- **Extracted data entries**
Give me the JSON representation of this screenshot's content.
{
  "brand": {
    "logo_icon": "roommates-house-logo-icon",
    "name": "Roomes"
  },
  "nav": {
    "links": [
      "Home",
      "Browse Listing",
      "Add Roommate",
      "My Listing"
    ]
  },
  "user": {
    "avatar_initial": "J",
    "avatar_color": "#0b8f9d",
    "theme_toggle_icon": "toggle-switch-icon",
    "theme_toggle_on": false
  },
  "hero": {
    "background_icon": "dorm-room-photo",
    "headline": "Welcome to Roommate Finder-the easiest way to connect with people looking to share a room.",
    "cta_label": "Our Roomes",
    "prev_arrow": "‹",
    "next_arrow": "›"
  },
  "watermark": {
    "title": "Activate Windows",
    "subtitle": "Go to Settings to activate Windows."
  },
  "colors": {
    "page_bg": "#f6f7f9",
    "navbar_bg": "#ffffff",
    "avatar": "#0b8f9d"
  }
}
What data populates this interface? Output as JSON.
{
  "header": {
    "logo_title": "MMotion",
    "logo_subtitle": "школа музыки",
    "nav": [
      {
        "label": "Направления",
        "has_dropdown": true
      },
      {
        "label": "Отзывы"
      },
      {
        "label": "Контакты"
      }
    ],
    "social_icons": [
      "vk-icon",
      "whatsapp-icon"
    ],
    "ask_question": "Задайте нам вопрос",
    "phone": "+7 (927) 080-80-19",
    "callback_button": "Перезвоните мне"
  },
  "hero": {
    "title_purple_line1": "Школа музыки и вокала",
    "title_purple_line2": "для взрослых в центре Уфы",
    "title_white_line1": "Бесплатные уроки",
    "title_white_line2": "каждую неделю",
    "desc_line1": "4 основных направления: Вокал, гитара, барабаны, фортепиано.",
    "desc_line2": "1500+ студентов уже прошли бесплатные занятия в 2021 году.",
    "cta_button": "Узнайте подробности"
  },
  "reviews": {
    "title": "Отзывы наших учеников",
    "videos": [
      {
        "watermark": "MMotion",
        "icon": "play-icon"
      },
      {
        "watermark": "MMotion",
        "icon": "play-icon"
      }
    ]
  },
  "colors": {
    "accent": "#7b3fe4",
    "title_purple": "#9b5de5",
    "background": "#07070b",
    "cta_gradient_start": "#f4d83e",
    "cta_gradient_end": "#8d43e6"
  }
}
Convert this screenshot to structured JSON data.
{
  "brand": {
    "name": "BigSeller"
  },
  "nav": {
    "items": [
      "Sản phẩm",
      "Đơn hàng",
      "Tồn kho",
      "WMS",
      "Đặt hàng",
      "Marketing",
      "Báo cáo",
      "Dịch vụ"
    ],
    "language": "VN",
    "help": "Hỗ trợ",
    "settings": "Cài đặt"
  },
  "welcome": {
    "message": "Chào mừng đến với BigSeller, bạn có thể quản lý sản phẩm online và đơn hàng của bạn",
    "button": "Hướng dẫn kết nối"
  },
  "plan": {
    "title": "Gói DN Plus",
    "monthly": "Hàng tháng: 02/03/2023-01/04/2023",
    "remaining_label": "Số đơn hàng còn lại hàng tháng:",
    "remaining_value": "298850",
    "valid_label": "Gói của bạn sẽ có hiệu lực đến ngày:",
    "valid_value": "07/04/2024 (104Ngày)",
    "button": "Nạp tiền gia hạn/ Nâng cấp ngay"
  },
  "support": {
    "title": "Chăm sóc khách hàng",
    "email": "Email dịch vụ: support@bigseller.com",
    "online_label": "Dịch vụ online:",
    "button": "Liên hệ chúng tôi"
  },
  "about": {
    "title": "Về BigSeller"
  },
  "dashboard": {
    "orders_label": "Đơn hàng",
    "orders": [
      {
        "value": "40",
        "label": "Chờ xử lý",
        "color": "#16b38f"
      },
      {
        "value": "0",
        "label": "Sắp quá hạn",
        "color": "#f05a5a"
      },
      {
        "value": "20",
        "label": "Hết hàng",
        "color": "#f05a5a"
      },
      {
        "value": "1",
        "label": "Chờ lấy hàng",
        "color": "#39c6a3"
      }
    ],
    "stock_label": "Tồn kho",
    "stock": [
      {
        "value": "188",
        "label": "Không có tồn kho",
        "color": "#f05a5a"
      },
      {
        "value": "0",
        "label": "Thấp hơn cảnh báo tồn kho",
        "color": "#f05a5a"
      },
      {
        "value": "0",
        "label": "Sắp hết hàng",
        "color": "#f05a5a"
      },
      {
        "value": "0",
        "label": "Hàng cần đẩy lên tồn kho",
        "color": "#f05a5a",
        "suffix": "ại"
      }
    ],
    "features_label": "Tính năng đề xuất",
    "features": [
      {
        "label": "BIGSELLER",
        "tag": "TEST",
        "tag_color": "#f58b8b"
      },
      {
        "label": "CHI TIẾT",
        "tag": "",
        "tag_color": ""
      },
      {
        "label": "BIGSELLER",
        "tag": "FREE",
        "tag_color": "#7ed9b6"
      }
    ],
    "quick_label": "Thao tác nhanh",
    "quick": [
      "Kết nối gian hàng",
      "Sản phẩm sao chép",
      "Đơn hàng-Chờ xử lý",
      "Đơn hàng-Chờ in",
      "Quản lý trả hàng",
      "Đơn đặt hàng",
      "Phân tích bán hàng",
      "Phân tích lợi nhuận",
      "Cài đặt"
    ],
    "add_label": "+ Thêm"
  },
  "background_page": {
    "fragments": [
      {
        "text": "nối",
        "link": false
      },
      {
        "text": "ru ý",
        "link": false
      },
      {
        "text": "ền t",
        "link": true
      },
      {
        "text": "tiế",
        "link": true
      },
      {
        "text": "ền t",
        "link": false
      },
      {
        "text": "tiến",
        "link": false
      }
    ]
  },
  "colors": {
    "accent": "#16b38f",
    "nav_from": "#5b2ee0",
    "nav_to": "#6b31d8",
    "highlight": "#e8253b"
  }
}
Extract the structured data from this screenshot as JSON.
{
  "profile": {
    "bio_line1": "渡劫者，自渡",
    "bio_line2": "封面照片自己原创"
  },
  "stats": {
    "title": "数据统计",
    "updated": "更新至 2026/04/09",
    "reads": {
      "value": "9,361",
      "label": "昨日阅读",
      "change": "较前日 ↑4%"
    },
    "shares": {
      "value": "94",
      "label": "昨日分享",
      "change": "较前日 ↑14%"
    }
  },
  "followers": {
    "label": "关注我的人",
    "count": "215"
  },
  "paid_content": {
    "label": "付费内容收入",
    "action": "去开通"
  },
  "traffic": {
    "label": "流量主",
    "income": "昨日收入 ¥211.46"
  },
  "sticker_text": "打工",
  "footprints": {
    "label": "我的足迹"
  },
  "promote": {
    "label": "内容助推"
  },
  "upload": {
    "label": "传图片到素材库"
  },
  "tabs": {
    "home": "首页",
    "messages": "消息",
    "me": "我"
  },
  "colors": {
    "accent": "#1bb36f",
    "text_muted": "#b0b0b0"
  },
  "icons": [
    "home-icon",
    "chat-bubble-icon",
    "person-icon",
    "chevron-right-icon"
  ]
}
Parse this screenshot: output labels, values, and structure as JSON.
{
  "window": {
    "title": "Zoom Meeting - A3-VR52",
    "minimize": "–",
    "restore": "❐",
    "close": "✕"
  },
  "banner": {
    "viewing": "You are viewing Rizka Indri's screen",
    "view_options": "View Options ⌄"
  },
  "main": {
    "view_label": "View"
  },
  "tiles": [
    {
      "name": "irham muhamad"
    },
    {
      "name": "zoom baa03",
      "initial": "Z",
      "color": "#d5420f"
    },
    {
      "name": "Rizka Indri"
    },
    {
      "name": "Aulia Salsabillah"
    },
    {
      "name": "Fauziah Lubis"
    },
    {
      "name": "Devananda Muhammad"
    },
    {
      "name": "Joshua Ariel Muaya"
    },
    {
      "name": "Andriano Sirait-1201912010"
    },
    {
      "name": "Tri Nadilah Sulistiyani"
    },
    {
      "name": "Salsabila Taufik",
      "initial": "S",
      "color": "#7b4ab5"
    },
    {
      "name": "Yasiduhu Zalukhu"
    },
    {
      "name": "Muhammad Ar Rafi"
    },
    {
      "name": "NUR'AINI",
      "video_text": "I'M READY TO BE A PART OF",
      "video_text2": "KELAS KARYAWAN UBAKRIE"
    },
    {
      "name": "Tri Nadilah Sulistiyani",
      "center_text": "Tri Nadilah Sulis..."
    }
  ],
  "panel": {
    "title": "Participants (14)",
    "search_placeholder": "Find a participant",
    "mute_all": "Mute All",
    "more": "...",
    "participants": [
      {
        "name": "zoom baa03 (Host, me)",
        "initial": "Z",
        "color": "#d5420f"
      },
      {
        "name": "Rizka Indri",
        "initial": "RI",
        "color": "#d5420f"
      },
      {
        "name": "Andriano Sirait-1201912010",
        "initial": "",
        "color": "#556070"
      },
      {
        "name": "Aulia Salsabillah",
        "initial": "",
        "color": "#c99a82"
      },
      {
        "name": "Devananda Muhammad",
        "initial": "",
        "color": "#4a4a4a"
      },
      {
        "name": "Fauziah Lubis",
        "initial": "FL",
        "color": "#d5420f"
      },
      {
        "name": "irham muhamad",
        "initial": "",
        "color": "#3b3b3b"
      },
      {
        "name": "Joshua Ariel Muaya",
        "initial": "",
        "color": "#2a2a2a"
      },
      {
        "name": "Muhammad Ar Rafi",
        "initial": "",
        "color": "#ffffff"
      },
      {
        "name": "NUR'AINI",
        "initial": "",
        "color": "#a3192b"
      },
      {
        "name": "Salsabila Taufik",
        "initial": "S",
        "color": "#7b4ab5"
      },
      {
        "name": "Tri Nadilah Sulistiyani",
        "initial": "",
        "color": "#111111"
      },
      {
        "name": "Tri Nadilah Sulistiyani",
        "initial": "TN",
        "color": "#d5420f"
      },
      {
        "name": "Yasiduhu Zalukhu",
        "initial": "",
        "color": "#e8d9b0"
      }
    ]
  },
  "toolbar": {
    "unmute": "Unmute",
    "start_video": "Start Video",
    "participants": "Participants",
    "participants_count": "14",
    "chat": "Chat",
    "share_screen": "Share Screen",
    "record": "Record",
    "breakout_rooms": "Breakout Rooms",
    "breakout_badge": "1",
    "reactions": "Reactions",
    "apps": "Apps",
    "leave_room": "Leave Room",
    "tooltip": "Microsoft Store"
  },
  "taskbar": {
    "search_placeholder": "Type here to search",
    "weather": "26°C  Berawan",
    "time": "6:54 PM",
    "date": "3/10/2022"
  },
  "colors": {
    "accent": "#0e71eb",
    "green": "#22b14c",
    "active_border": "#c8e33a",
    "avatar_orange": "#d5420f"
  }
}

- **What needs to be done**
Return every line of the preceding records in which the word "online" appears.

- **Task solution**
    "message": "Chào mừng đến với BigSeller, bạn có thể quản lý sản phẩm online và đơn hàng của bạn",
    "online_label": "Dịch vụ online:",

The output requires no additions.